[Goal]
Take every line from the material that has the word "contiguous" in it.

Entries with figure data:
====================

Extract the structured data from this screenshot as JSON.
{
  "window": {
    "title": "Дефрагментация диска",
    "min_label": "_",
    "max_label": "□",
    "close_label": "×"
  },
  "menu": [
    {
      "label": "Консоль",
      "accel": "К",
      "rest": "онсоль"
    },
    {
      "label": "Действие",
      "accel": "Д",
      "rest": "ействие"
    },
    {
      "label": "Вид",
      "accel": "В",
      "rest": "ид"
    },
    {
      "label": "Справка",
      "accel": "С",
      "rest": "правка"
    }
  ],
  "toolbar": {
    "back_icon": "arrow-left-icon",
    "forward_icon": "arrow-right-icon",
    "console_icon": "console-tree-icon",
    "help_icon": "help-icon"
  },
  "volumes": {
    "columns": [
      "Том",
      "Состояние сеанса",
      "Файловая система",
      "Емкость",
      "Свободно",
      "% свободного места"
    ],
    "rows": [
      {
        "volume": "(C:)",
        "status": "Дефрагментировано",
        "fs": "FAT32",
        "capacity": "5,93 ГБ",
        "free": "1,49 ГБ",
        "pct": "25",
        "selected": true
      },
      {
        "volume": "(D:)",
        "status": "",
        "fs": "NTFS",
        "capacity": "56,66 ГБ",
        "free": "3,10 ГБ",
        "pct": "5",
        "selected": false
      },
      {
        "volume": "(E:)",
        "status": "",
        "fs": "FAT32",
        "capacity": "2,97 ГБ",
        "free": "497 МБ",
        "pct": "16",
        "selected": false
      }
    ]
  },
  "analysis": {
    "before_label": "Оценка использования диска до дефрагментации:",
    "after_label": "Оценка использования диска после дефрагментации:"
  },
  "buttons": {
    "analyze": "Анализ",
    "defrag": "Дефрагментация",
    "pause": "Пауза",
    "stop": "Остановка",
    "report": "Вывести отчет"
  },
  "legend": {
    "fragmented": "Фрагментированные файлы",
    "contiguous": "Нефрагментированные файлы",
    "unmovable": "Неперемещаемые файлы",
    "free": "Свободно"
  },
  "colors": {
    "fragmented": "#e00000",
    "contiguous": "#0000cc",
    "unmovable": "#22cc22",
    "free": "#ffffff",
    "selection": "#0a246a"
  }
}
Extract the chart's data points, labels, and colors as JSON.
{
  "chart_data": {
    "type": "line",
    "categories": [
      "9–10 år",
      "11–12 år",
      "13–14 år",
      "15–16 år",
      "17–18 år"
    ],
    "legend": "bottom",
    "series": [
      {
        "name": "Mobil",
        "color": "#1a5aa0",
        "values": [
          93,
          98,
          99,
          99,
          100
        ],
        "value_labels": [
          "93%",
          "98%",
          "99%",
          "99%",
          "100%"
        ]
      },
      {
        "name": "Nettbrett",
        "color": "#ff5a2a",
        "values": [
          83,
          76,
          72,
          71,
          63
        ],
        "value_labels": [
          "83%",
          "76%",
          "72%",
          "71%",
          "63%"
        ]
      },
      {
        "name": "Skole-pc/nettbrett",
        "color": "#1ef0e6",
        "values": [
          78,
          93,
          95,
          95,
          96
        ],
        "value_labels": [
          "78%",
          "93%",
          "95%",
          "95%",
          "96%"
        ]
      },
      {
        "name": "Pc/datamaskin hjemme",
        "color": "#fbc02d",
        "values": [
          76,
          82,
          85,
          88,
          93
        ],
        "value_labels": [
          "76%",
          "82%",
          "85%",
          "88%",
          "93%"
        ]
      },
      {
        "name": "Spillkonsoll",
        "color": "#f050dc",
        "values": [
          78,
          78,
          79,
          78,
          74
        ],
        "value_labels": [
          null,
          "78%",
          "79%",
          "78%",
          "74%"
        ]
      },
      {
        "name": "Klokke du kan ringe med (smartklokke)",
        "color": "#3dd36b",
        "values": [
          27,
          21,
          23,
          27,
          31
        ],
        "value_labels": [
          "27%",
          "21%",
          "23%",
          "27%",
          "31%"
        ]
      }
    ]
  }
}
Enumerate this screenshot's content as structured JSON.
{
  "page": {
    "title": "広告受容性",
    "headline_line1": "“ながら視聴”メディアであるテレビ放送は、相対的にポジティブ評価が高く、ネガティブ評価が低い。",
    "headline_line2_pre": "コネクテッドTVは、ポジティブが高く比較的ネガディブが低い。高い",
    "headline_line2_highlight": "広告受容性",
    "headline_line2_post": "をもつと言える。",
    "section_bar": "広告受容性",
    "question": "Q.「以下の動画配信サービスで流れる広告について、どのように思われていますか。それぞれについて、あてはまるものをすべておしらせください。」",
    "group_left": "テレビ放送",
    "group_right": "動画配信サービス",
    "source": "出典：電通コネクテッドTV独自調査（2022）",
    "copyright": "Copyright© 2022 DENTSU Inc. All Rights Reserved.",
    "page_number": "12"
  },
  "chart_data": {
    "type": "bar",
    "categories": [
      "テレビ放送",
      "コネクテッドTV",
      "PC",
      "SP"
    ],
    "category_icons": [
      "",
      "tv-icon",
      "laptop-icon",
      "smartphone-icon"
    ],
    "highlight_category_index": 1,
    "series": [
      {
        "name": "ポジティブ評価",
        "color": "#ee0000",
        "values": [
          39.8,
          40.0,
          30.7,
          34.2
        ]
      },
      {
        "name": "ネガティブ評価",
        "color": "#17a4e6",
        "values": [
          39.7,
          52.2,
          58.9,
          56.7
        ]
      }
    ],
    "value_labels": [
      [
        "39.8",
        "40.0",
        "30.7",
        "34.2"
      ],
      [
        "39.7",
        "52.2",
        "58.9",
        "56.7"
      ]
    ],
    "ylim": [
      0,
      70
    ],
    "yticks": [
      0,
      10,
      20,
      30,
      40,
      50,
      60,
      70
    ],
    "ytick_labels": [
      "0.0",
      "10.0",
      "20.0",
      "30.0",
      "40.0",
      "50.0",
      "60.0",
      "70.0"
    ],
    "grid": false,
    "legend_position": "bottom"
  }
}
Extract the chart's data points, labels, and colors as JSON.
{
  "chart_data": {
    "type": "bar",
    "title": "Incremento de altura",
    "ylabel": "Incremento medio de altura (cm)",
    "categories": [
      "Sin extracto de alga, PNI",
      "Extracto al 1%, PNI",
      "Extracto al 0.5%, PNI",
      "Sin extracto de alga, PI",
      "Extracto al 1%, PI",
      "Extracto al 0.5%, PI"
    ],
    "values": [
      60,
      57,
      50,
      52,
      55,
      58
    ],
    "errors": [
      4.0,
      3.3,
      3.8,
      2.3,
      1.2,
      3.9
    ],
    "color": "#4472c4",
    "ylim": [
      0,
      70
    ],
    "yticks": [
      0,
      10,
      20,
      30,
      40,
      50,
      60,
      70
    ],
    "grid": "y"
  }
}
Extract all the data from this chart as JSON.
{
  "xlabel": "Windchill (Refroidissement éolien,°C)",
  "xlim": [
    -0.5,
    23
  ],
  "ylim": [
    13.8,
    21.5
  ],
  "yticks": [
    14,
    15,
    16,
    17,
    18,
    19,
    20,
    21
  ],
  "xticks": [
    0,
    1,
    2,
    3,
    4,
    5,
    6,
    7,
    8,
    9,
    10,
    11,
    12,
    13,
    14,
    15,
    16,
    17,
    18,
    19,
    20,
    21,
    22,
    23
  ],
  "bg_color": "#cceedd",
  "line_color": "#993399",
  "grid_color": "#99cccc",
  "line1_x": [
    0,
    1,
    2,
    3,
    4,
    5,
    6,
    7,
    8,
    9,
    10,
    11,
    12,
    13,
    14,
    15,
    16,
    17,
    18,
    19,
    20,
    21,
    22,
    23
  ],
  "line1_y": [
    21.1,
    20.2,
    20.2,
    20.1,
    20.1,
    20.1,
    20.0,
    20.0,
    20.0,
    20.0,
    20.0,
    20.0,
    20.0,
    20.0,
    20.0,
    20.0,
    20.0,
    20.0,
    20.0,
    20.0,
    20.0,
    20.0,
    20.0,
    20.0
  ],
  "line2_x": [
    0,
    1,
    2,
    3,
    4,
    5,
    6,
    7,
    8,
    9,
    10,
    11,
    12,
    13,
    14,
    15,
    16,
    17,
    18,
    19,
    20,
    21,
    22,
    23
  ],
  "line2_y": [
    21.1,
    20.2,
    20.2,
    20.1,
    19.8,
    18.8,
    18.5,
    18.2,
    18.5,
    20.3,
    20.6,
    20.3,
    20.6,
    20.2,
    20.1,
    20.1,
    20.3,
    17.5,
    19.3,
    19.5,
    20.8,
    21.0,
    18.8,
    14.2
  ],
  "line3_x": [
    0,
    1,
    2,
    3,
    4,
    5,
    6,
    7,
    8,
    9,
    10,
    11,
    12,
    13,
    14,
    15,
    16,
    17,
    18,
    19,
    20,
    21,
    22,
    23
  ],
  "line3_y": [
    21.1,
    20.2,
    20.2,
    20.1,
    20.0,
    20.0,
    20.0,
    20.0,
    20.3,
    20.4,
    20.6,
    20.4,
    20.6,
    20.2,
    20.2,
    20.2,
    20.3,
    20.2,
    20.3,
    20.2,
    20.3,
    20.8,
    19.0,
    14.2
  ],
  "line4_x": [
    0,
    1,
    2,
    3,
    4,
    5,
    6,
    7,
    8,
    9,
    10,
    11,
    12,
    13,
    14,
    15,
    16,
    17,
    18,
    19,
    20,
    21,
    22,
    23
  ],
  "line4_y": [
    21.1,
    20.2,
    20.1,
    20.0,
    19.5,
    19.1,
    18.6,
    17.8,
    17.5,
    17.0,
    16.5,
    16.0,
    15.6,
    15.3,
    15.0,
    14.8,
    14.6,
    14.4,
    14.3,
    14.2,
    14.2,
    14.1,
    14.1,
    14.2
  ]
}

====================

[Response for this exercise]
    "contiguous": "Нефрагментированные файлы",
    "contiguous": "#0000cc",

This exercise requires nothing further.